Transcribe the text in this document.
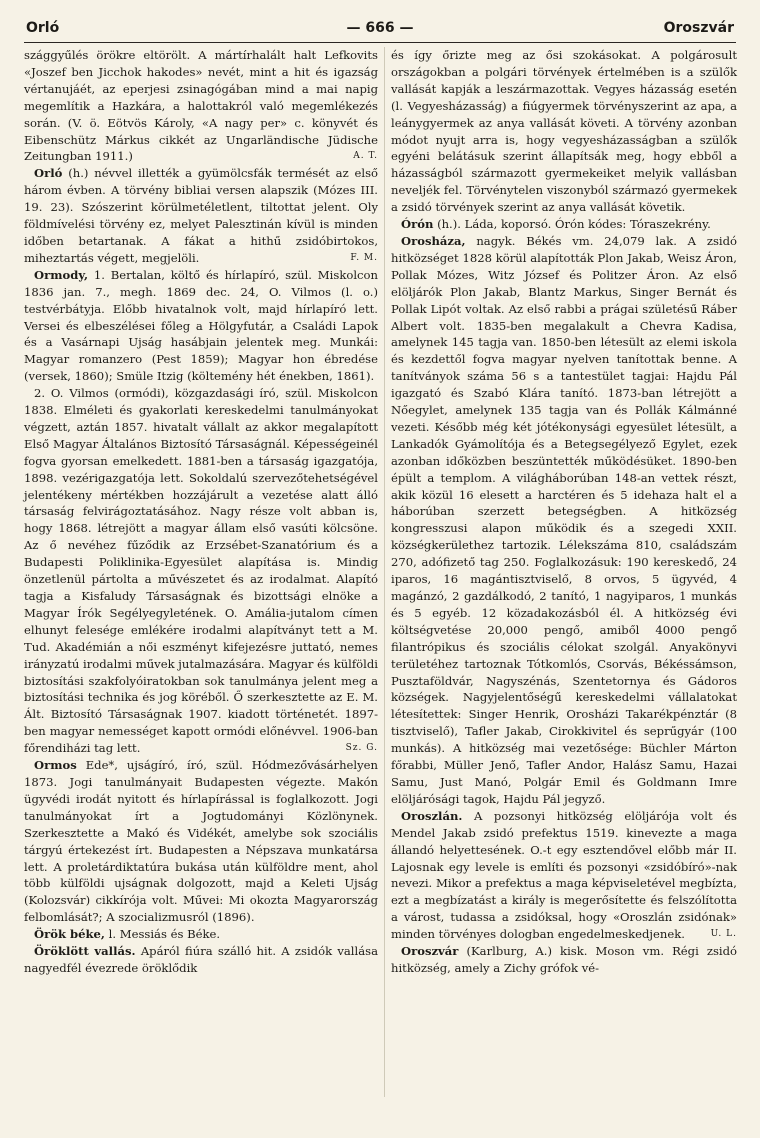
Orló	— 666 —	Oroszvár

szággyűlés örökre eltörölt. A mártírhalált halt Lefkovits «Joszef ben Jicchok hakodes» nevét, mint a hit és igazság vértanujáét, az eperjesi zsinagógában mind a mai napig megemlítik a Hazkára, a halottakról való megemlékezés során. (V. ö. Eötvös Károly, «A nagy per» c. könyvét és Eibenschütz Márkus cikkét az Ungarländische Jüdische Zeitungban 1911.)	A. T.

Orló (h.) névvel illették a gyümölcsfák termését az első három évben. A törvény bibliai versen alapszik (Mózes III. 19. 23). Szószerint körülmetéletlent, tiltottat jelent. Oly földmívelési törvény ez, melyet Palesztinán kívül is minden időben betartanak. A fákat a hithű zsidóbirtokos, miheztartás végett, megjelöli.	F. M.

Ormody, 1. Bertalan, költő és hírlapíró, szül. Miskolcon 1836 jan. 7., megh. 1869 dec. 24, O. Vilmos (l. o.) testvérbátyja. Előbb hivatalnok volt, majd hírlapíró lett. Versei és elbeszélései főleg a Hölgyfutár, a Családi Lapok és a Vasárnapi Ujság hasábjain jelentek meg. Munkái: Magyar romanzero (Pest 1859); Magyar hon ébredése (versek, 1860); Smüle Itzig (költemény hét énekben, 1861).

2. O. Vilmos (ormódi), közgazdasági író, szül. Miskolcon 1838. Elméleti és gyakorlati kereskedelmi tanulmányokat végzett, aztán 1857. hivatalt vállalt az akkor megalapított Első Magyar Általános Biztosító Társaságnál. Képességeinél fogva gyorsan emelkedett. 1881-ben a társaság igazgatója, 1898. vezérigazgatója lett. Sokoldalú szervezőtehetségével jelentékeny mértékben hozzájárult a vezetése alatt álló társaság felvirágoztatásához. Nagy része volt abban is, hogy 1868. létrejött a magyar állam első vasúti kölcsöne. Az ő nevéhez fűződik az Erzsébet-Szanatórium és a Budapesti Poliklinika-Egyesület alapítása is. Mindig önzetlenül pártolta a művészetet és az irodalmat. Alapító tagja a Kisfaludy Társaságnak és bizottsági elnöke a Magyar Írók Segélyegyletének. O. Amália-jutalom címen elhunyt felesége emlékére irodalmi alapítványt tett a M. Tud. Akadémián a női eszményt kifejezésre juttató, nemes irányzatú irodalmi művek jutalmazására. Magyar és külföldi biztosítási szakfolyóiratokban sok tanulmánya jelent meg a biztosítási technika és jog köréből. Ő szerkesztette az E. M. Ált. Biztosító Társaságnak 1907. kiadott történetét. 1897-ben magyar nemességet kapott ormódi előnévvel. 1906-ban főrendiházi tag lett.	Sz. G.

Ormos Ede*, ujságíró, író, szül. Hódmezővásárhelyen 1873. Jogi tanulmányait Budapesten végezte. Makón ügyvédi irodát nyitott és hírlapírással is foglalkozott. Jogi tanulmányokat írt a Jogtudományi Közlönynek. Szerkesztette a Makó és Vidékét, amelybe sok szociális tárgyú értekezést írt. Budapesten a Népszava munkatársa lett. A proletárdiktatúra bukása után külföldre ment, ahol több külföldi ujságnak dolgozott, majd a Keleti Ujság (Kolozsvár) cikkírója volt. Művei: Mi okozta Magyarország felbomlását?; A szocializmusról (1896).

Örök béke, l. Messiás és Béke.

Öröklött vallás. Apáról fiúra szálló hit. A zsidók vallása nagyedfél évezrede öröklődik

és így őrizte meg az ősi szokásokat. A polgárosult országokban a polgári törvények értelmében is a szülők vallását kapják a leszármazottak. Vegyes házasság esetén (l. Vegyesházasság) a fiúgyermek törvényszerint az apa, a leánygyermek az anya vallását követi. A törvény azonban módot nyujt arra is, hogy vegyesházasságban a szülők egyéni belátásuk szerint állapítsák meg, hogy ebből a házasságból származott gyermekeiket melyik vallásban neveljék fel. Törvénytelen viszonyból származó gyermekek a zsidó törvények szerint az anya vallását követik.

Órón (h.). Láda, koporsó. Órón kódes: Tóraszekrény.

Orosháza, nagyk. Békés vm. 24,079 lak. A zsidó hitközséget 1828 körül alapították Plon Jakab, Weisz Áron, Pollak Mózes, Witz József és Politzer Áron. Az első elöljárók Plon Jakab, Blantz Markus, Singer Bernát és Pollak Lipót voltak. Az első rabbi a prágai születésű Ráber Albert volt. 1835-ben megalakult a Chevra Kadisa, amelynek 145 tagja van. 1850-ben létesült az elemi iskola és kezdettől fogva magyar nyelven tanítottak benne. A tanítványok száma 56 s a tantestület tagjai: Hajdu Pál igazgató és Szabó Klára tanító. 1873-ban létrejött a Nőegylet, amelynek 135 tagja van és Pollák Kálmánné vezeti. Később még két jótékonysági egyesület létesült, a Lankadók Gyámolítója és a Betegsegélyező Egylet, ezek azonban időközben beszüntették működésüket. 1890-ben épült a templom. A világháborúban 148-an vettek részt, akik közül 16 elesett a harctéren és 5 idehaza halt el a háborúban szerzett betegségben. A hitközség kongresszusi alapon működik és a szegedi XXII. községkerülethez tartozik. Lélekszáma 810, családszám 270, adófizető tag 250. Foglalkozásuk: 190 kereskedő, 24 iparos, 16 magántisztviselő, 8 orvos, 5 ügyvéd, 4 magánzó, 2 gazdálkodó, 2 tanító, 1 nagyiparos, 1 munkás és 5 egyéb. 12 közadakozásból él. A hitközség évi költségvetése 20,000 pengő, amiből 4000 pengő filantrópikus és szociális célokat szolgál. Anyakönyvi területéhez tartoznak Tótkomlós, Csorvás, Békéssámson, Pusztaföldvár, Nagyszénás, Szentetornya és Gádoros községek. Nagyjelentőségű kereskedelmi vállalatokat létesítettek: Singer Henrik, Orosházi Takarékpénztár (8 tisztviselő), Tafler Jakab, Cirokkivitel és seprűgyár (100 munkás). A hitközség mai vezetősége: Büchler Márton főrabbi, Müller Jenő, Tafler Andor, Halász Samu, Hazai Samu, Just Manó, Polgár Emil és Goldmann Imre elöljárósági tagok, Hajdu Pál jegyző.

Oroszlán. A pozsonyi hitközség elöljárója volt és Mendel Jakab zsidó prefektus 1519. kinevezte a maga állandó helyettesének. O.-t egy esztendővel előbb már II. Lajosnak egy levele is említi és pozsonyi «zsidóbíró»-nak nevezi. Mikor a prefektus a maga képviseletével megbízta, ezt a megbízatást a király is megerősítette és felszólította a várost, tudassa a zsidóksal, hogy «Oroszlán zsidónak» minden törvényes dologban engedelmeskedjenek.	U. L.

Oroszvár (Karlburg, A.) kisk. Moson vm. Régi zsidó hitközség, amely a Zichy grófok vé-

::::

-- PROBLEM DESCRIPTION --
Among the entries above, how many lines include the word "Orló"? Reply with the number only.

-- WRITTEN ANSWER --
2